■ PROBLEM TO SOLVE ■
Transcribe the whole listing without a single picture.

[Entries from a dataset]
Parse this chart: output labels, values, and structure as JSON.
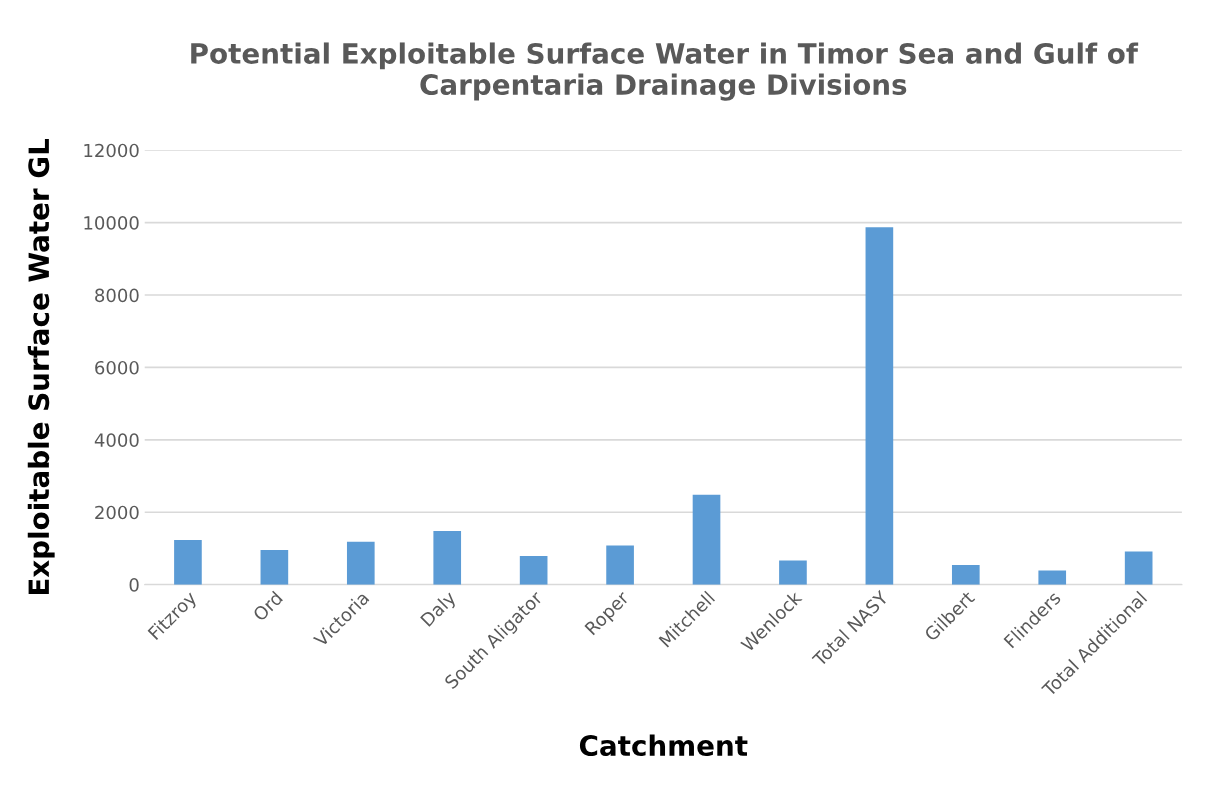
{
  "chart_data": {
    "type": "bar",
    "title": "Potential Exploitable Surface Water in Timor Sea and Gulf of\nCarpentaria Drainage Divisions",
    "xlabel": "Catchment",
    "ylabel": "Exploitable Surface Water GL",
    "categories": [
      "Fitzroy",
      "Ord",
      "Victoria",
      "Daly",
      "South Aligator",
      "Roper",
      "Mitchell",
      "Wenlock",
      "Total NASY",
      "Gilbert",
      "Flinders",
      "Total Additional"
    ],
    "values": [
      1230,
      960,
      1185,
      1480,
      790,
      1080,
      2480,
      670,
      9870,
      540,
      390,
      915
    ],
    "color": "#5b9bd5",
    "ylim": [
      0,
      12000
    ],
    "yticks": [
      0,
      2000,
      4000,
      6000,
      8000,
      10000,
      12000
    ],
    "grid": "y"
  }
}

■ SOLUTION FOR THIS EXERCISE ■
Parse this chart: output labels, values, and structure as JSON.
{
  "chart_data": {
    "type": "bar",
    "title": "Potential Exploitable Surface Water in Timor Sea and Gulf of\nCarpentaria Drainage Divisions",
    "xlabel": "Catchment",
    "ylabel": "Exploitable Surface Water GL",
    "categories": [
      "Fitzroy",
      "Ord",
      "Victoria",
      "Daly",
      "South Aligator",
      "Roper",
      "Mitchell",
      "Wenlock",
      "Total NASY",
      "Gilbert",
      "Flinders",
      "Total Additional"
    ],
    "values": [
      1230,
      960,
      1185,
      1480,
      790,
      1080,
      2480,
      670,
      9870,
      540,
      390,
      915
    ],
    "color": "#5b9bd5",
    "ylim": [
      0,
      12000
    ],
    "yticks": [
      0,
      2000,
      4000,
      6000,
      8000,
      10000,
      12000
    ],
    "grid": "y"
  }
}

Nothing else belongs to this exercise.